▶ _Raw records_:
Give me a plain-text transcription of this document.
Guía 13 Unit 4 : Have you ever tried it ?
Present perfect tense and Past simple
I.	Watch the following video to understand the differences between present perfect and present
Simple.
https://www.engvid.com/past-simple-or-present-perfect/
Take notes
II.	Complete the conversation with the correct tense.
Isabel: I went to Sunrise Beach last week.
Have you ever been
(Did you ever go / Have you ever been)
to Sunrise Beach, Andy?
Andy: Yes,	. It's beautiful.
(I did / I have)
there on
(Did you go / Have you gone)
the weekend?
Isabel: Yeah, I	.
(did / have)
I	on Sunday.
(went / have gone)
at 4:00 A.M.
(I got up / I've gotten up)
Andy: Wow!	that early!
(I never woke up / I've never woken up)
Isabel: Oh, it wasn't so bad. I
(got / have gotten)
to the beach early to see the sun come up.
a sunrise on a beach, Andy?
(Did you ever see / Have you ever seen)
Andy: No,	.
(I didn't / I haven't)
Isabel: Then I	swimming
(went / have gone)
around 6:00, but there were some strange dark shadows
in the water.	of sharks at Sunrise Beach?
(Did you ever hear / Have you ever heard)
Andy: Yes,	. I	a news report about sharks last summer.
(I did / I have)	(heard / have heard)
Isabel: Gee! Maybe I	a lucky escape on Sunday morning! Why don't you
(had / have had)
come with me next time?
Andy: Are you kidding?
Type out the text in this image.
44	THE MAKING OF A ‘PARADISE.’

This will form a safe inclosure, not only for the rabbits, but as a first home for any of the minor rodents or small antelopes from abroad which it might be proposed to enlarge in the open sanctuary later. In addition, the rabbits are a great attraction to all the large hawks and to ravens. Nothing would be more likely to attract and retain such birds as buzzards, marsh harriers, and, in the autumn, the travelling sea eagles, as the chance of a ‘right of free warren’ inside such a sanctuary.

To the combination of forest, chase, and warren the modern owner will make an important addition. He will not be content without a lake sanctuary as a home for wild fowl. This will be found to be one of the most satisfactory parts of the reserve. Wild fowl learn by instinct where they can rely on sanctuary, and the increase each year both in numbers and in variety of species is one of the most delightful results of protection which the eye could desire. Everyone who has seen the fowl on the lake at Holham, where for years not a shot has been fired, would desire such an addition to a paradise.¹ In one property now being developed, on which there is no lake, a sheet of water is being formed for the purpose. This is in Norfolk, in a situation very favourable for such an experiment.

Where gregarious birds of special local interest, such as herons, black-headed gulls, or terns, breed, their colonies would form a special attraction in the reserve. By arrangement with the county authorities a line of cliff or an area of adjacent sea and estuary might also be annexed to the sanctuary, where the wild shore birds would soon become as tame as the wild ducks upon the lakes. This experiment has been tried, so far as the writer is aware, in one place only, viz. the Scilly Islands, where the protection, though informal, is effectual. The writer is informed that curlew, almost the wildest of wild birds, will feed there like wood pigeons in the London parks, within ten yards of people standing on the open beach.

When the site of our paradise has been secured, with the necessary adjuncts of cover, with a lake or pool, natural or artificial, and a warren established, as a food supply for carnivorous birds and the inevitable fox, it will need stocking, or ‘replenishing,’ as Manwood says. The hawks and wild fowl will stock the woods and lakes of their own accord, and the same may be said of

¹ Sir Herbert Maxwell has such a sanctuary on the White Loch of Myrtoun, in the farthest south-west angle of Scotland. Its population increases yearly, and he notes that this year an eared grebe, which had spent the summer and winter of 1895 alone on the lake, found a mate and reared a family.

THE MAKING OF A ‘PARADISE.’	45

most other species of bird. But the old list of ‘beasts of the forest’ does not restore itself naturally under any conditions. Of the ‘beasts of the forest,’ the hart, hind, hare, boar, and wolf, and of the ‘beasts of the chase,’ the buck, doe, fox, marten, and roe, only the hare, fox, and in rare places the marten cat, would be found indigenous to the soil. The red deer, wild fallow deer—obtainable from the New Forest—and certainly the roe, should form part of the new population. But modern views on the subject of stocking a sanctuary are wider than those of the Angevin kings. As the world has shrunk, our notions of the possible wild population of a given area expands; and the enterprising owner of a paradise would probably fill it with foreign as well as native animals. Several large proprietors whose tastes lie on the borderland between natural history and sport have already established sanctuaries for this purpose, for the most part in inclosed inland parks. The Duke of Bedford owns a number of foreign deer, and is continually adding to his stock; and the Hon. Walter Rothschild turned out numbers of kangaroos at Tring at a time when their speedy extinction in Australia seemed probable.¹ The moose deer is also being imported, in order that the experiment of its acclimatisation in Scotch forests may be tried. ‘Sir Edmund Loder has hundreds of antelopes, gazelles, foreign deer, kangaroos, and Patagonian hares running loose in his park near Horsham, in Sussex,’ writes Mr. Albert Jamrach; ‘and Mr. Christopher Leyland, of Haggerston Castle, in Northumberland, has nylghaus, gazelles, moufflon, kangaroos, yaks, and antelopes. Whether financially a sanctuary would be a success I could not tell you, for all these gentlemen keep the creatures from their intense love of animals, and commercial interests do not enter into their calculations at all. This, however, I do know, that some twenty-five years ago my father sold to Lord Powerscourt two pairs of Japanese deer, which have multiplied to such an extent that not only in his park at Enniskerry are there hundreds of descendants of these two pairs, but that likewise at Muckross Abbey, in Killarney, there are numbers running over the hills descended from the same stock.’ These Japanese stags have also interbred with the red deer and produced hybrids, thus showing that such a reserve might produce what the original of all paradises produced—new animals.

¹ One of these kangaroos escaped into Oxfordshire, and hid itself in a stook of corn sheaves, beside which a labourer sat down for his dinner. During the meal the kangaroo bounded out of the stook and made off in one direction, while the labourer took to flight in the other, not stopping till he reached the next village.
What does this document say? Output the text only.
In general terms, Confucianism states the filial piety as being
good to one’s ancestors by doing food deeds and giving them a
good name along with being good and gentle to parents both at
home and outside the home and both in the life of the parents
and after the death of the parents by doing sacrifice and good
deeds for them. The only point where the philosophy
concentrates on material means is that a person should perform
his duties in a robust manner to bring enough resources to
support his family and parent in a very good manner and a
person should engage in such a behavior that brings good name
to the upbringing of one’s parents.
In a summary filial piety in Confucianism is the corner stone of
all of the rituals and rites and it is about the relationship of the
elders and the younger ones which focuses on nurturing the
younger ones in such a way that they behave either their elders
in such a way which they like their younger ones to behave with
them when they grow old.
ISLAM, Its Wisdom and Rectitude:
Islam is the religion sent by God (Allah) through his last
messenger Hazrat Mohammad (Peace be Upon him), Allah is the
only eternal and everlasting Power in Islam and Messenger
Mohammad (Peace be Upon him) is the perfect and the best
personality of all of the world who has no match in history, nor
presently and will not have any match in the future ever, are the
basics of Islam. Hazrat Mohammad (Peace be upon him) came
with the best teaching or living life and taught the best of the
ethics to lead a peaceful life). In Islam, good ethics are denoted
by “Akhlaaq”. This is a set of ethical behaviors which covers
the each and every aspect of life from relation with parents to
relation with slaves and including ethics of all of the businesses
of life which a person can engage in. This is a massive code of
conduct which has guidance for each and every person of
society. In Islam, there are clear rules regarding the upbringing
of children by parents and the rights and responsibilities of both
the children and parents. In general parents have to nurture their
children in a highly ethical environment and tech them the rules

▶ _Goal_: Quote each line of the data above exactly as written.

▶ _Task response_:
Give me a plain-text transcription of this document.
Guía 13 Unit 4 : Have you ever tried it ?
Present perfect tense and Past simple
I.	Watch the following video to understand the differences between present perfect and present
Simple.
https://www.engvid.com/past-simple-or-present-perfect/
Take notes
II.	Complete the conversation with the correct tense.
Isabel: I went to Sunrise Beach last week.
Have you ever been
(Did you ever go / Have you ever been)
to Sunrise Beach, Andy?
Andy: Yes,	. It's beautiful.
(I did / I have)
there on
(Did you go / Have you gone)
the weekend?
Isabel: Yeah, I	.
(did / have)
I	on Sunday.
(went / have gone)
at 4:00 A.M.
(I got up / I've gotten up)
Andy: Wow!	that early!
(I never woke up / I've never woken up)
Isabel: Oh, it wasn't so bad. I
(got / have gotten)
to the beach early to see the sun come up.
a sunrise on a beach, Andy?
(Did you ever see / Have you ever seen)
Andy: No,	.
(I didn't / I haven't)
Isabel: Then I	swimming
(went / have gone)
around 6:00, but there were some strange dark shadows
in the water.	of sharks at Sunrise Beach?
(Did you ever hear / Have you ever heard)
Andy: Yes,	. I	a news report about sharks last summer.
(I did / I have)	(heard / have heard)
Isabel: Gee! Maybe I	a lucky escape on Sunday morning! Why don't you
(had / have had)
come with me next time?
Andy: Are you kidding?
Type out the text in this image.
44	THE MAKING OF A ‘PARADISE.’

This will form a safe inclosure, not only for the rabbits, but as a first home for any of the minor rodents or small antelopes from abroad which it might be proposed to enlarge in the open sanctuary later. In addition, the rabbits are a great attraction to all the large hawks and to ravens. Nothing would be more likely to attract and retain such birds as buzzards, marsh harriers, and, in the autumn, the travelling sea eagles, as the chance of a ‘right of free warren’ inside such a sanctuary.

To the combination of forest, chase, and warren the modern owner will make an important addition. He will not be content without a lake sanctuary as a home for wild fowl. This will be found to be one of the most satisfactory parts of the reserve. Wild fowl learn by instinct where they can rely on sanctuary, and the increase each year both in numbers and in variety of species is one of the most delightful results of protection which the eye could desire. Everyone who has seen the fowl on the lake at Holham, where for years not a shot has been fired, would desire such an addition to a paradise.¹ In one property now being developed, on which there is no lake, a sheet of water is being formed for the purpose. This is in Norfolk, in a situation very favourable for such an experiment.

Where gregarious birds of special local interest, such as herons, black-headed gulls, or terns, breed, their colonies would form a special attraction in the reserve. By arrangement with the county authorities a line of cliff or an area of adjacent sea and estuary might also be annexed to the sanctuary, where the wild shore birds would soon become as tame as the wild ducks upon the lakes. This experiment has been tried, so far as the writer is aware, in one place only, viz. the Scilly Islands, where the protection, though informal, is effectual. The writer is informed that curlew, almost the wildest of wild birds, will feed there like wood pigeons in the London parks, within ten yards of people standing on the open beach.

When the site of our paradise has been secured, with the necessary adjuncts of cover, with a lake or pool, natural or artificial, and a warren established, as a food supply for carnivorous birds and the inevitable fox, it will need stocking, or ‘replenishing,’ as Manwood says. The hawks and wild fowl will stock the woods and lakes of their own accord, and the same may be said of

¹ Sir Herbert Maxwell has such a sanctuary on the White Loch of Myrtoun, in the farthest south-west angle of Scotland. Its population increases yearly, and he notes that this year an eared grebe, which had spent the summer and winter of 1895 alone on the lake, found a mate and reared a family.

THE MAKING OF A ‘PARADISE.’	45

most other species of bird. But the old list of ‘beasts of the forest’ does not restore itself naturally under any conditions. Of the ‘beasts of the forest,’ the hart, hind, hare, boar, and wolf, and of the ‘beasts of the chase,’ the buck, doe, fox, marten, and roe, only the hare, fox, and in rare places the marten cat, would be found indigenous to the soil. The red deer, wild fallow deer—obtainable from the New Forest—and certainly the roe, should form part of the new population. But modern views on the subject of stocking a sanctuary are wider than those of the Angevin kings. As the world has shrunk, our notions of the possible wild population of a given area expands; and the enterprising owner of a paradise would probably fill it with foreign as well as native animals. Several large proprietors whose tastes lie on the borderland between natural history and sport have already established sanctuaries for this purpose, for the most part in inclosed inland parks. The Duke of Bedford owns a number of foreign deer, and is continually adding to his stock; and the Hon. Walter Rothschild turned out numbers of kangaroos at Tring at a time when their speedy extinction in Australia seemed probable.¹ The moose deer is also being imported, in order that the experiment of its acclimatisation in Scotch forests may be tried. ‘Sir Edmund Loder has hundreds of antelopes, gazelles, foreign deer, kangaroos, and Patagonian hares running loose in his park near Horsham, in Sussex,’ writes Mr. Albert Jamrach; ‘and Mr. Christopher Leyland, of Haggerston Castle, in Northumberland, has nylghaus, gazelles, moufflon, kangaroos, yaks, and antelopes. Whether financially a sanctuary would be a success I could not tell you, for all these gentlemen keep the creatures from their intense love of animals, and commercial interests do not enter into their calculations at all. This, however, I do know, that some twenty-five years ago my father sold to Lord Powerscourt two pairs of Japanese deer, which have multiplied to such an extent that not only in his park at Enniskerry are there hundreds of descendants of these two pairs, but that likewise at Muckross Abbey, in Killarney, there are numbers running over the hills descended from the same stock.’ These Japanese stags have also interbred with the red deer and produced hybrids, thus showing that such a reserve might produce what the original of all paradises produced—new animals.

¹ One of these kangaroos escaped into Oxfordshire, and hid itself in a stook of corn sheaves, beside which a labourer sat down for his dinner. During the meal the kangaroo bounded out of the stook and made off in one direction, while the labourer took to flight in the other, not stopping till he reached the next village.
What does this document say? Output the text only.
In general terms, Confucianism states the filial piety as being
good to one’s ancestors by doing food deeds and giving them a
good name along with being good and gentle to parents both at
home and outside the home and both in the life of the parents
and after the death of the parents by doing sacrifice and good
deeds for them. The only point where the philosophy
concentrates on material means is that a person should perform
his duties in a robust manner to bring enough resources to
support his family and parent in a very good manner and a
person should engage in such a behavior that brings good name
to the upbringing of one’s parents.
In a summary filial piety in Confucianism is the corner stone of
all of the rituals and rites and it is about the relationship of the
elders and the younger ones which focuses on nurturing the
younger ones in such a way that they behave either their elders
in such a way which they like their younger ones to behave with
them when they grow old.
ISLAM, Its Wisdom and Rectitude:
Islam is the religion sent by God (Allah) through his last
messenger Hazrat Mohammad (Peace be Upon him), Allah is the
only eternal and everlasting Power in Islam and Messenger
Mohammad (Peace be Upon him) is the perfect and the best
personality of all of the world who has no match in history, nor
presently and will not have any match in the future ever, are the
basics of Islam. Hazrat Mohammad (Peace be upon him) came
with the best teaching or living life and taught the best of the
ethics to lead a peaceful life). In Islam, good ethics are denoted
by “Akhlaaq”. This is a set of ethical behaviors which covers
the each and every aspect of life from relation with parents to
relation with slaves and including ethics of all of the businesses
of life which a person can engage in. This is a massive code of
conduct which has guidance for each and every person of
society. In Islam, there are clear rules regarding the upbringing
of children by parents and the rights and responsibilities of both
the children and parents. In general parents have to nurture their
children in a highly ethical environment and tech them the rules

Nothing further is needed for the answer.